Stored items
>>>
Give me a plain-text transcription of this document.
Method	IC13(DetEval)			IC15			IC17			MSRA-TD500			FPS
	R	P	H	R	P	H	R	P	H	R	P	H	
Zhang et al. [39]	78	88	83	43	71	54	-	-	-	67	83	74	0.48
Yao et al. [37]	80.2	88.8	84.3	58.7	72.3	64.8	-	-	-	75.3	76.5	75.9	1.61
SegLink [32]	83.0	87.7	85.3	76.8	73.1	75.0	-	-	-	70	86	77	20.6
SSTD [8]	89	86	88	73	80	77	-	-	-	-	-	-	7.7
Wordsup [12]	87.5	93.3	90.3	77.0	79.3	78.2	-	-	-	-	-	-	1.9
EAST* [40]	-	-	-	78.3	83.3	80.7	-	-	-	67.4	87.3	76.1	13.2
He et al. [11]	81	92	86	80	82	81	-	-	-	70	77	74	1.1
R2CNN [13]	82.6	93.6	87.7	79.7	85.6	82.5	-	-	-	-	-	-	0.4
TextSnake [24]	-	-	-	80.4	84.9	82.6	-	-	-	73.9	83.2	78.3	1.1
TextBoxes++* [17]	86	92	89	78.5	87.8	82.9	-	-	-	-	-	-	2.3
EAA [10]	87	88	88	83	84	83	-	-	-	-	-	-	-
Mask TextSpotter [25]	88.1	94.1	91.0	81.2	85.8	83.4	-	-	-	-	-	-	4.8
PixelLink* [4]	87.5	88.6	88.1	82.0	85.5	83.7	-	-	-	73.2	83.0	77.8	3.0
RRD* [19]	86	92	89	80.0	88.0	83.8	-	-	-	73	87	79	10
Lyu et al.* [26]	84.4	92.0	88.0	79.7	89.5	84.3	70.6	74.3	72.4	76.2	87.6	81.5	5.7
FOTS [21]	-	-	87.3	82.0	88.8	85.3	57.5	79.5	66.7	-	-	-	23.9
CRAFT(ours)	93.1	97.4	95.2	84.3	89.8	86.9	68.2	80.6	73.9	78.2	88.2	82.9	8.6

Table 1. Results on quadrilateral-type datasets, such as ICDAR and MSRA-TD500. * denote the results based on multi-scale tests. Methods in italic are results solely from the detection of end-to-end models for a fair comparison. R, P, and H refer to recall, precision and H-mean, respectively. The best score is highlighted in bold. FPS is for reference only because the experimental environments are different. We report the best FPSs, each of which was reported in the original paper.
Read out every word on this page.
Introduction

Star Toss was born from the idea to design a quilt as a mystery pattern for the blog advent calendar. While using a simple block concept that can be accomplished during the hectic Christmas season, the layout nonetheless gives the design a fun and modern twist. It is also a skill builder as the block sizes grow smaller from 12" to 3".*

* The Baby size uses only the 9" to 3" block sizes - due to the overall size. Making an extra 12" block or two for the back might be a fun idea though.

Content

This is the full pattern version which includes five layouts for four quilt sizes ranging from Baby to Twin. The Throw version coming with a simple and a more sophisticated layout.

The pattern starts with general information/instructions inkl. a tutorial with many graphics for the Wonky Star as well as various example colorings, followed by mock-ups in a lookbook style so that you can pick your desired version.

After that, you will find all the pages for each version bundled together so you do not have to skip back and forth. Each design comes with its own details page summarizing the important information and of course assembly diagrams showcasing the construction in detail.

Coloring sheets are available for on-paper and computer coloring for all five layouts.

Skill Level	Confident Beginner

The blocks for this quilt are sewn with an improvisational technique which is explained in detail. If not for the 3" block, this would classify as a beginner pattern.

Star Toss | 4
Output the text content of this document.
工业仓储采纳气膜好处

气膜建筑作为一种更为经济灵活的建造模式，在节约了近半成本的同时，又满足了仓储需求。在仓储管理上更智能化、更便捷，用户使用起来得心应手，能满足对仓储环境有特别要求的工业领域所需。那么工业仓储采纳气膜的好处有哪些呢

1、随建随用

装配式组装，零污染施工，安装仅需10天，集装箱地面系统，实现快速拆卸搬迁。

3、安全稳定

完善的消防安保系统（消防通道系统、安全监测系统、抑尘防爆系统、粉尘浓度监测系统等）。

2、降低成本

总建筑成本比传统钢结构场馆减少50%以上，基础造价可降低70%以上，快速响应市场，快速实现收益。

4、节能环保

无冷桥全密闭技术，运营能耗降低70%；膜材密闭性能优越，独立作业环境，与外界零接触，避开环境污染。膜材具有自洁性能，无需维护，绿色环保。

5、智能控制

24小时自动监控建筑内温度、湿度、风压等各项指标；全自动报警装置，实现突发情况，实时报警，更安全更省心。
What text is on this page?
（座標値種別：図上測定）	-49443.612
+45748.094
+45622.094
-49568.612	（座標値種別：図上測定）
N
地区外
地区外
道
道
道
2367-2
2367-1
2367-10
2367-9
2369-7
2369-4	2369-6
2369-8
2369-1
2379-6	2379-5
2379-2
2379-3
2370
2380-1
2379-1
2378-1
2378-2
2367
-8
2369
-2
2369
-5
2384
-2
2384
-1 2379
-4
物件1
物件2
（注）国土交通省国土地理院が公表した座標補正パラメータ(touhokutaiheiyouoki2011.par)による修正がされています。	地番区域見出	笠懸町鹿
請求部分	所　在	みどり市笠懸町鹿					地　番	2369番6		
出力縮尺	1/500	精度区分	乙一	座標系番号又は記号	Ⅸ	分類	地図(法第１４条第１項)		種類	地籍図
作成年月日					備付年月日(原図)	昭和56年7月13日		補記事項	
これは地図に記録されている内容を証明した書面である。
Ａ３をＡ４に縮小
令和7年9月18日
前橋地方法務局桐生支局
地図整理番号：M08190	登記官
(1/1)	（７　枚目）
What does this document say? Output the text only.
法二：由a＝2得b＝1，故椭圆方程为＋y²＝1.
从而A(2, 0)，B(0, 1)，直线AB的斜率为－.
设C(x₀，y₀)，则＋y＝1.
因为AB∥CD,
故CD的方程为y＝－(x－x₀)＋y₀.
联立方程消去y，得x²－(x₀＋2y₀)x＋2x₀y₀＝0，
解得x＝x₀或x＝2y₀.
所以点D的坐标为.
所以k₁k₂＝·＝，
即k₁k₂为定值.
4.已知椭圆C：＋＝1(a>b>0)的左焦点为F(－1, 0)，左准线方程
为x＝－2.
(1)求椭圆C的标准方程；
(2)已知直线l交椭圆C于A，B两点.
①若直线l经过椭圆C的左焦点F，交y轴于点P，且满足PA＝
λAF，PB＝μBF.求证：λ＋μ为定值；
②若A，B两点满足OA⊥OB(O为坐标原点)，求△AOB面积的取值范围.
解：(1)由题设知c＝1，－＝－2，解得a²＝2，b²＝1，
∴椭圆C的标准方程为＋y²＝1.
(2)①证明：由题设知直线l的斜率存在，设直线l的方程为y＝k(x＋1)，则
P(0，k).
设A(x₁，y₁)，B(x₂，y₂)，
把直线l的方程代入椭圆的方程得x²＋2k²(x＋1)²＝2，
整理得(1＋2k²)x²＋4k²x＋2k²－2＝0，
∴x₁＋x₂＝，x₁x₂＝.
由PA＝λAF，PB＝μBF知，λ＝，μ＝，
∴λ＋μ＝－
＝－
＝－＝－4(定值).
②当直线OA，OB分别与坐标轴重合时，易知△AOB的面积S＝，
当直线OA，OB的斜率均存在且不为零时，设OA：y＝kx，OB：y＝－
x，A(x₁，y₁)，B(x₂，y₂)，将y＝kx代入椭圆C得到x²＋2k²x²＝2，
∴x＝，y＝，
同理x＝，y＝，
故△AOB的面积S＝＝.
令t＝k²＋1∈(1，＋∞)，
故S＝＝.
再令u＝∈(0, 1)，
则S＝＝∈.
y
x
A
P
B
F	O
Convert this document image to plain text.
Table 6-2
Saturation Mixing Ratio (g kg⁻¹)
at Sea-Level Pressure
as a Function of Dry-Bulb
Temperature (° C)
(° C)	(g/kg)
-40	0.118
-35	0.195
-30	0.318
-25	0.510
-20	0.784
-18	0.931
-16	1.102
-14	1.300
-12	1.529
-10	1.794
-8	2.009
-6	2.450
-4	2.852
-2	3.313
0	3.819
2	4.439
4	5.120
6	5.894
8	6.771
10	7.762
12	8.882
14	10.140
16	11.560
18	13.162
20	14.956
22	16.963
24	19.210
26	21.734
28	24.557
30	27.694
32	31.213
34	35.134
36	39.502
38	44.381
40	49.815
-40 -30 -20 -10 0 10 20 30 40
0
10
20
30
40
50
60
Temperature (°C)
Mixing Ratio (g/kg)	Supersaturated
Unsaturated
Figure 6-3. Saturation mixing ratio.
<<<
Job:
Of all the lines in the entries, how many contain the word "AOB的面积S"? Give only the number.

Exercise output:
2